**EXTRAIT:**
▬▬▬▬▬▬▬▬▬▬

3 sept. 2010

QUAND DIEU SE FÂCHE POUR DE VRAI !

Histoire de caverne (saison 5 – Épisode 9)

A l'issue des trois épreuves, l'égalité était parfaite quand une voix jaillit du ciel

« Alors vous faites moins les malins, continua la Voix. Vraiment je n'aime pas avoir à intervenir de la sorte : à chaque fois que je descends sur Terre, cela ne me réussit pas et je prends froid. »
De rage, il laissa jaillir un éclair, histoire aussi peut-être de se réchauffer…
« Bobby, Paulo, Jojo, ainsi que tous les membres du CCC et du conseil du LSD, avancez-vous jusqu'au milieu de la clairière, j'ai deux/trois mots à vous dire. Tous les autres, vous pouvez rentrer chez vous ! »

Personne ne se le fit dire deux fois : ceux qui avaient été appelés s'avancèrent, tous les autres partirent en courant.

« Asseyez-vous tous, sauf Paulo et Jojo, et écoutez-bien. Ne parlez que si je vous le dis. J'ai horreur d'être interrompu. Commençons par quelques questions à l'attention de ce soi-disant Élu. »

▬▬▬▬▬▬▬▬▬▬

**CONSIGNES:**
**A.** Extrayez de l'extrait le passage allant de « Histoire de caverne » jusqu'à « partirent en courant. » inclus.
**B.** Présentez en tableau Markdown les lignes des entrées, depuis le début des entrées jusqu'à la ligne contenant « 446, 285, 467] » incluse. Utilisez les colonnes « Numéro » et « Ligne d'entrée », et omettez les lignes vides.

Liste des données
▬▬▬▬▬▬▬▬▬▬

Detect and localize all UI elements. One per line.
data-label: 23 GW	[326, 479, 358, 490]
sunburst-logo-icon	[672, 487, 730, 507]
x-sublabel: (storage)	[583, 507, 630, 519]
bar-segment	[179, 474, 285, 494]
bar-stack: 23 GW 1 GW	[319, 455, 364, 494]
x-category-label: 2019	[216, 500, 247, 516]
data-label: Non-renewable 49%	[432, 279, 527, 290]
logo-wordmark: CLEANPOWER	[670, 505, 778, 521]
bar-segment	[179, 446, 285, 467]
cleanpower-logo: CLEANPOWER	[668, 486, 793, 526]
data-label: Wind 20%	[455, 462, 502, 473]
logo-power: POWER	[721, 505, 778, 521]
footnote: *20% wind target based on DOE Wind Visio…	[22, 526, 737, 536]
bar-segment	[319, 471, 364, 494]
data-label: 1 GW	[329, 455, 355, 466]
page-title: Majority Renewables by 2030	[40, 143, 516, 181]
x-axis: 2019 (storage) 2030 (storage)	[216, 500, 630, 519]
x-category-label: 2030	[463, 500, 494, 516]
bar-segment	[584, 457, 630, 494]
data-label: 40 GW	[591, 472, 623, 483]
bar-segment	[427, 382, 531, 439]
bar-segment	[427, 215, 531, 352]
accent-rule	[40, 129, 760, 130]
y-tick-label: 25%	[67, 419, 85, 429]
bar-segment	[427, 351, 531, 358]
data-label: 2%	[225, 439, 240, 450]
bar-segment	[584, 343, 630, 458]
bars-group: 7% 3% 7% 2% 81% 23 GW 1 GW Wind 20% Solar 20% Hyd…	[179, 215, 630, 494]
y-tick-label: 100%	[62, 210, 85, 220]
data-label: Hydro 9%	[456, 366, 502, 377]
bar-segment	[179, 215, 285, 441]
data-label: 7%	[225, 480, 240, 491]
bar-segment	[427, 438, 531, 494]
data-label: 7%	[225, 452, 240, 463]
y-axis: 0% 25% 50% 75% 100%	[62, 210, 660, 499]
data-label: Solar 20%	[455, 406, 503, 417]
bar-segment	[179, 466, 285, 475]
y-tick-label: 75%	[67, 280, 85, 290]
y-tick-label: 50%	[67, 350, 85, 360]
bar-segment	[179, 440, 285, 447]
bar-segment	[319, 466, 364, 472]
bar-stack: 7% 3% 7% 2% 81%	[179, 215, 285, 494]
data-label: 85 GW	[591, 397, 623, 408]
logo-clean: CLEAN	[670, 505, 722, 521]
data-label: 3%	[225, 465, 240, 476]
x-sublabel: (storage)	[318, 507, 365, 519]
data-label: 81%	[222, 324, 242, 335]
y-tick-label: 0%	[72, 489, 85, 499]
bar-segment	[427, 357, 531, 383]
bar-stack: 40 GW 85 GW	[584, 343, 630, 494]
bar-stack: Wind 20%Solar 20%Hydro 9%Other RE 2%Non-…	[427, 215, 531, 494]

▬▬▬▬▬▬▬▬▬▬

**RÉPONSES PAR CONSIGNE:**
**A.**
Histoire de caverne (saison 5 – Épisode 9)

A l'issue des trois épreuves, l'égalité était parfaite quand une voix jaillit du ciel

« Alors vous faites moins les malins, continua la Voix. Vraiment je n'aime pas avoir à intervenir de la sorte : à chaque fois que je descends sur Terre, cela ne me réussit pas et je prends froid. »
De rage, il laissa jaillir un éclair, histoire aussi peut-être de se réchauffer…
« Bobby, Paulo, Jojo, ainsi que tous les membres du CCC et du conseil du LSD, avancez-vous jusqu'au milieu de la clairière, j'ai deux/trois mots à vous dire. Tous les autres, vous pouvez rentrer chez vous ! »

Personne ne se le fit dire deux fois : ceux qui avaient été appelés s'avancèrent, tous les autres partirent en courant.

**B.**
| Numéro | Ligne d'entrée |
|---|---|
| 1 | Detect and localize all UI elements. One per line. |
| 2 | data-label: 23 GW	[326, 479, 358, 490] |
| 3 | sunburst-logo-icon	[672, 487, 730, 507] |
| 4 | x-sublabel: (storage)	[583, 507, 630, 519] |
| 5 | bar-segment	[179, 474, 285, 494] |
| 6 | bar-stack: 23 GW 1 GW	[319, 455, 364, 494] |
| 7 | x-category-label: 2019	[216, 500, 247, 516] |
| 8 | data-label: Non-renewable 49%	[432, 279, 527, 290] |
| 9 | logo-wordmark: CLEANPOWER	[670, 505, 778, 521] |
| 10 | bar-segment	[179, 446, 285, 467] |